━━━━━ Task material ━━━━━

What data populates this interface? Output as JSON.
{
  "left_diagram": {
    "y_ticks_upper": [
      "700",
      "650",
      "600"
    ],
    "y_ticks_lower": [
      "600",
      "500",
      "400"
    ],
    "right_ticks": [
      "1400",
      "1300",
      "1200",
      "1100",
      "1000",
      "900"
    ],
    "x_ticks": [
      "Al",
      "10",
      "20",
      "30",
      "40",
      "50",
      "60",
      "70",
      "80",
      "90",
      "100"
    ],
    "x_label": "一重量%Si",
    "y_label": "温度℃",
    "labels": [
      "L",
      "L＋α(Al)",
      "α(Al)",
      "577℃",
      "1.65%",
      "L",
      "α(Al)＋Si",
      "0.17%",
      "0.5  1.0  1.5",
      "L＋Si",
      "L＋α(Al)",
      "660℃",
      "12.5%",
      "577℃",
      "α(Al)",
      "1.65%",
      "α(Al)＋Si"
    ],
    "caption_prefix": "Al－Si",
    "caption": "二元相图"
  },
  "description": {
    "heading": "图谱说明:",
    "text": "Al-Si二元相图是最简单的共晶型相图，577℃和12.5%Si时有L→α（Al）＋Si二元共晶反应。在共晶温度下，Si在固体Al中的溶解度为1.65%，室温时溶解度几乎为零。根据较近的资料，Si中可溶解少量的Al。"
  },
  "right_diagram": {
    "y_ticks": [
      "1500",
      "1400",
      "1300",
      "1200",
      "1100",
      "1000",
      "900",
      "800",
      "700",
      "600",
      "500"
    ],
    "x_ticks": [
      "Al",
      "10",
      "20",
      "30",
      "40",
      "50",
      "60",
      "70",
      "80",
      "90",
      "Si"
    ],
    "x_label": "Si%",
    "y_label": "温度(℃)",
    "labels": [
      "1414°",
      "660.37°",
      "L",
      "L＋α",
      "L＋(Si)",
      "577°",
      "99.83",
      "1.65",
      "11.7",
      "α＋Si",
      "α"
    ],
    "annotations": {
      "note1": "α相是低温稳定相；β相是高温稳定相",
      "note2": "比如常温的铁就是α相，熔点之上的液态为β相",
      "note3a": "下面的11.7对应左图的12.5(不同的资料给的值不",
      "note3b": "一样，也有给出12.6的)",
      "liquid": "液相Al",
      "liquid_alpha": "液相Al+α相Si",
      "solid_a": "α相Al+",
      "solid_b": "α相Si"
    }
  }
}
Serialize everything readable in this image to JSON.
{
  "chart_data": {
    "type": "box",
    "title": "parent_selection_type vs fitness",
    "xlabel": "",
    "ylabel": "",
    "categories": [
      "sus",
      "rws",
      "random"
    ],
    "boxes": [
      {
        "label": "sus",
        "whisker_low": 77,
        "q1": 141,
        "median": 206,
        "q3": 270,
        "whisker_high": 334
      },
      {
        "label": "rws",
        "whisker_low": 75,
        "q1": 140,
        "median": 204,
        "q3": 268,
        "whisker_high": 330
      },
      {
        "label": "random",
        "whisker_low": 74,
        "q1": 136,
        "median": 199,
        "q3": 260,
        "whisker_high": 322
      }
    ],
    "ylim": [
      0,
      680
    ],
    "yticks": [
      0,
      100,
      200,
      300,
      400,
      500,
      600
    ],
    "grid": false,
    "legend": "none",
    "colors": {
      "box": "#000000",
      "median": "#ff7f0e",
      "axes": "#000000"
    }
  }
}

━━━━━

Instructions for the task: Print from the line containing "Serialize everything readable" to the last line above, exactly as written.

Output of the exercise:
Serialize everything readable in this image to JSON.
{
  "chart_data": {
    "type": "box",
    "title": "parent_selection_type vs fitness",
    "xlabel": "",
    "ylabel": "",
    "categories": [
      "sus",
      "rws",
      "random"
    ],
    "boxes": [
      {
        "label": "sus",
        "whisker_low": 77,
        "q1": 141,
        "median": 206,
        "q3": 270,
        "whisker_high": 334
      },
      {
        "label": "rws",
        "whisker_low": 75,
        "q1": 140,
        "median": 204,
        "q3": 268,
        "whisker_high": 330
      },
      {
        "label": "random",
        "whisker_low": 74,
        "q1": 136,
        "median": 199,
        "q3": 260,
        "whisker_high": 322
      }
    ],
    "ylim": [
      0,
      680
    ],
    "yticks": [
      0,
      100,
      200,
      300,
      400,
      500,
      600
    ],
    "grid": false,
    "legend": "none",
    "colors": {
      "box": "#000000",
      "median": "#ff7f0e",
      "axes": "#000000"
    }
  }
}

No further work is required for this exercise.